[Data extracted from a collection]
********************

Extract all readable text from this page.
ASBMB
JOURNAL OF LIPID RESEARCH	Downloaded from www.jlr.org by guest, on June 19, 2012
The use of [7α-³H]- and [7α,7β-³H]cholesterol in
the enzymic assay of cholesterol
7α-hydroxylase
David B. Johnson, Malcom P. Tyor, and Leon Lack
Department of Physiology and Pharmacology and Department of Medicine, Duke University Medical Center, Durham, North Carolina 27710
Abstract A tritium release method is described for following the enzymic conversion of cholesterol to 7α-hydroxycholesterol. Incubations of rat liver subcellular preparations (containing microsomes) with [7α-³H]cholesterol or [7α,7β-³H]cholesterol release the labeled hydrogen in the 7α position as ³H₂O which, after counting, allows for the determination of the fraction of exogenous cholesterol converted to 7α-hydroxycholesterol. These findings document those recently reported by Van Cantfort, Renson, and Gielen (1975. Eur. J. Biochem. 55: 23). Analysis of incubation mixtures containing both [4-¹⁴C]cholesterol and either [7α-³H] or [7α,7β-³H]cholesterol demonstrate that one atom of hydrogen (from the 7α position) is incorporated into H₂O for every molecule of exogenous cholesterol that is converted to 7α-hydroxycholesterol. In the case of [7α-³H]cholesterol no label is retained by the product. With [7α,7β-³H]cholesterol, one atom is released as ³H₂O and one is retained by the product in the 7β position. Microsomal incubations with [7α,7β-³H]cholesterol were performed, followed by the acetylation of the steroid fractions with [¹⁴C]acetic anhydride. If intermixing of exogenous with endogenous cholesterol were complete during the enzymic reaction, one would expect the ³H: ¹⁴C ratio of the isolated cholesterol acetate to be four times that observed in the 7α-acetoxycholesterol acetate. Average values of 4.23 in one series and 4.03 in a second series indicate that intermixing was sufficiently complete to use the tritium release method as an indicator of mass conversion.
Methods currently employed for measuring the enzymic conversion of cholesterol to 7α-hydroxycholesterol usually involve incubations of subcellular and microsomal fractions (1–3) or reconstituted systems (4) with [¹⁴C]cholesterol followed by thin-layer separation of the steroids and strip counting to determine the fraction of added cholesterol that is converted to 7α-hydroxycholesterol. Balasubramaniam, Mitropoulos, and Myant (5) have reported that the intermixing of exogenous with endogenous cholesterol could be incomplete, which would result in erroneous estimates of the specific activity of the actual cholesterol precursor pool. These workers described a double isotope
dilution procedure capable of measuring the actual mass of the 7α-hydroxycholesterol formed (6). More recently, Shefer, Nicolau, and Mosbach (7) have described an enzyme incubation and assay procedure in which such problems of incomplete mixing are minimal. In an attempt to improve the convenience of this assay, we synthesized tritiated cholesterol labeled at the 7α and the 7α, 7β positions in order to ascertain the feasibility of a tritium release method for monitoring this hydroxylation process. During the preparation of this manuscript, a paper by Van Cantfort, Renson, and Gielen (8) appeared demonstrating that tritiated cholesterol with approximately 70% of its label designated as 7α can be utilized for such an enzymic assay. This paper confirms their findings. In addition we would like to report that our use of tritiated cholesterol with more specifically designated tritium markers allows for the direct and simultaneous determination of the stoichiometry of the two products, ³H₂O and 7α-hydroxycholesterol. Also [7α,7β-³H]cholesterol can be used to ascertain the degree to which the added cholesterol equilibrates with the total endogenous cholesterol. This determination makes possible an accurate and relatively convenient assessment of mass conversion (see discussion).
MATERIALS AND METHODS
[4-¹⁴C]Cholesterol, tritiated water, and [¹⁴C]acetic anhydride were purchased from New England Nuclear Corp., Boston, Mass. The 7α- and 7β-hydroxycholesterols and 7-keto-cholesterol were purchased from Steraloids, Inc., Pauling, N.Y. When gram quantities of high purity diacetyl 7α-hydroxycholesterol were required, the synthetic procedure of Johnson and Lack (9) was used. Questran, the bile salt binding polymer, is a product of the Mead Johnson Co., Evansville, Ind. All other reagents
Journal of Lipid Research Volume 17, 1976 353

********************

§ **What this task involves**:
Reproduce, please, every line of the records above without alteration.

§ **Problem solution**:
Extract all readable text from this page.
ASBMB
JOURNAL OF LIPID RESEARCH	Downloaded from www.jlr.org by guest, on June 19, 2012
The use of [7α-³H]- and [7α,7β-³H]cholesterol in
the enzymic assay of cholesterol
7α-hydroxylase
David B. Johnson, Malcom P. Tyor, and Leon Lack
Department of Physiology and Pharmacology and Department of Medicine, Duke University Medical Center, Durham, North Carolina 27710
Abstract A tritium release method is described for following the enzymic conversion of cholesterol to 7α-hydroxycholesterol. Incubations of rat liver subcellular preparations (containing microsomes) with [7α-³H]cholesterol or [7α,7β-³H]cholesterol release the labeled hydrogen in the 7α position as ³H₂O which, after counting, allows for the determination of the fraction of exogenous cholesterol converted to 7α-hydroxycholesterol. These findings document those recently reported by Van Cantfort, Renson, and Gielen (1975. Eur. J. Biochem. 55: 23). Analysis of incubation mixtures containing both [4-¹⁴C]cholesterol and either [7α-³H] or [7α,7β-³H]cholesterol demonstrate that one atom of hydrogen (from the 7α position) is incorporated into H₂O for every molecule of exogenous cholesterol that is converted to 7α-hydroxycholesterol. In the case of [7α-³H]cholesterol no label is retained by the product. With [7α,7β-³H]cholesterol, one atom is released as ³H₂O and one is retained by the product in the 7β position. Microsomal incubations with [7α,7β-³H]cholesterol were performed, followed by the acetylation of the steroid fractions with [¹⁴C]acetic anhydride. If intermixing of exogenous with endogenous cholesterol were complete during the enzymic reaction, one would expect the ³H: ¹⁴C ratio of the isolated cholesterol acetate to be four times that observed in the 7α-acetoxycholesterol acetate. Average values of 4.23 in one series and 4.03 in a second series indicate that intermixing was sufficiently complete to use the tritium release method as an indicator of mass conversion.
Methods currently employed for measuring the enzymic conversion of cholesterol to 7α-hydroxycholesterol usually involve incubations of subcellular and microsomal fractions (1–3) or reconstituted systems (4) with [¹⁴C]cholesterol followed by thin-layer separation of the steroids and strip counting to determine the fraction of added cholesterol that is converted to 7α-hydroxycholesterol. Balasubramaniam, Mitropoulos, and Myant (5) have reported that the intermixing of exogenous with endogenous cholesterol could be incomplete, which would result in erroneous estimates of the specific activity of the actual cholesterol precursor pool. These workers described a double isotope
dilution procedure capable of measuring the actual mass of the 7α-hydroxycholesterol formed (6). More recently, Shefer, Nicolau, and Mosbach (7) have described an enzyme incubation and assay procedure in which such problems of incomplete mixing are minimal. In an attempt to improve the convenience of this assay, we synthesized tritiated cholesterol labeled at the 7α and the 7α, 7β positions in order to ascertain the feasibility of a tritium release method for monitoring this hydroxylation process. During the preparation of this manuscript, a paper by Van Cantfort, Renson, and Gielen (8) appeared demonstrating that tritiated cholesterol with approximately 70% of its label designated as 7α can be utilized for such an enzymic assay. This paper confirms their findings. In addition we would like to report that our use of tritiated cholesterol with more specifically designated tritium markers allows for the direct and simultaneous determination of the stoichiometry of the two products, ³H₂O and 7α-hydroxycholesterol. Also [7α,7β-³H]cholesterol can be used to ascertain the degree to which the added cholesterol equilibrates with the total endogenous cholesterol. This determination makes possible an accurate and relatively convenient assessment of mass conversion (see discussion).
MATERIALS AND METHODS
[4-¹⁴C]Cholesterol, tritiated water, and [¹⁴C]acetic anhydride were purchased from New England Nuclear Corp., Boston, Mass. The 7α- and 7β-hydroxycholesterols and 7-keto-cholesterol were purchased from Steraloids, Inc., Pauling, N.Y. When gram quantities of high purity diacetyl 7α-hydroxycholesterol were required, the synthetic procedure of Johnson and Lack (9) was used. Questran, the bile salt binding polymer, is a product of the Mead Johnson Co., Evansville, Ind. All other reagents
Journal of Lipid Research Volume 17, 1976 353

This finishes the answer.